[WHAT THE TASK REQUIRES]
Collect every line in the records below that contains the word "date".

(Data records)
··········
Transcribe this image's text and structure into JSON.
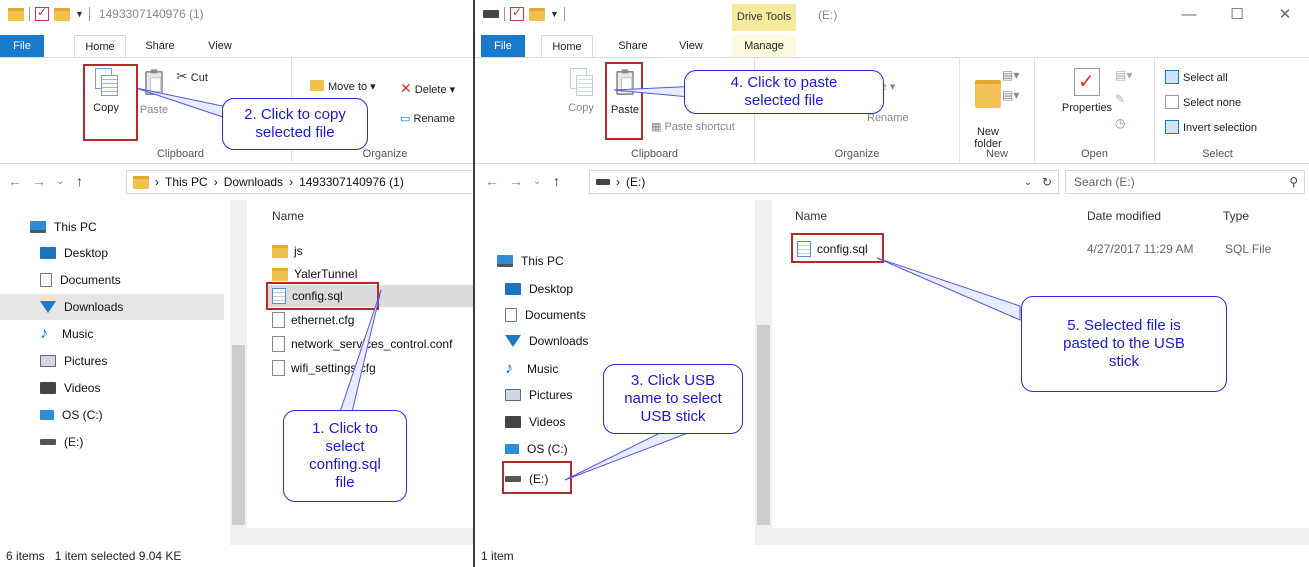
{
  "left": {
    "title": "1493307140976 (1)",
    "tabs": [
      "File",
      "Home",
      "Share",
      "View"
    ],
    "ribbon": {
      "copy": "Copy",
      "paste": "Paste",
      "cut": "Cut",
      "move_to": "Move to ▾",
      "delete": "Delete ▾",
      "rename": "Rename",
      "clipboard_group": "Clipboard",
      "organize_group": "Organize"
    },
    "address": {
      "crumbs": [
        "This PC",
        "Downloads",
        "1493307140976 (1)"
      ]
    },
    "nav": [
      "This PC",
      "Desktop",
      "Documents",
      "Downloads",
      "Music",
      "Pictures",
      "Videos",
      "OS (C:)",
      "(E:)"
    ],
    "columns": {
      "name": "Name"
    },
    "files": [
      {
        "name": "js",
        "type": "folder"
      },
      {
        "name": "YalerTunnel",
        "type": "folder"
      },
      {
        "name": "config.sql",
        "type": "sql"
      },
      {
        "name": "ethernet.cfg",
        "type": "file"
      },
      {
        "name": "network_services_control.conf",
        "type": "file"
      },
      {
        "name": "wifi_settings.cfg",
        "type": "file"
      }
    ],
    "status": {
      "items": "6 items",
      "selected": "1 item selected  9.04 KE"
    }
  },
  "right": {
    "title": "(E:)",
    "context_tab": "Drive Tools",
    "tabs": [
      "File",
      "Home",
      "Share",
      "View",
      "Manage"
    ],
    "ribbon": {
      "copy": "Copy",
      "paste": "Paste",
      "paste_shortcut": "Paste shortcut",
      "delete": "Delete ▾",
      "rename": "Rename",
      "new_folder": "New\nfolder",
      "properties": "Properties",
      "select_all": "Select all",
      "select_none": "Select none",
      "invert_selection": "Invert selection",
      "groups": [
        "Clipboard",
        "Organize",
        "New",
        "Open",
        "Select"
      ]
    },
    "address": {
      "crumbs": [
        "(E:)"
      ]
    },
    "search_placeholder": "Search (E:)",
    "nav": [
      "This PC",
      "Desktop",
      "Documents",
      "Downloads",
      "Music",
      "Pictures",
      "Videos",
      "OS (C:)",
      "(E:)"
    ],
    "columns": {
      "name": "Name",
      "date": "Date modified",
      "type": "Type"
    },
    "files": [
      {
        "name": "config.sql",
        "date": "4/27/2017 11:29 AM",
        "type": "SQL File"
      }
    ],
    "status": {
      "items": "1 item"
    }
  },
  "callouts": {
    "c1": "1. Click to\nselect\nconfing.sql\nfile",
    "c2": "2. Click to copy\nselected file",
    "c3": "3. Click USB\nname to select\nUSB stick",
    "c4": "4. Click to paste\nselected file",
    "c5": "5. Selected file is\npasted to the USB\nstick"
  },
  "colors": {
    "accent": "#1979ca",
    "highlight": "#b62a2a",
    "callout": "#2a2ae0",
    "drive_tools": "#f5ea9e"
  }
}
··········
[OUTPUT FOR THIS EXERCISE]
      "date": "Date modified",
        "date": "4/27/2017 11:29 AM",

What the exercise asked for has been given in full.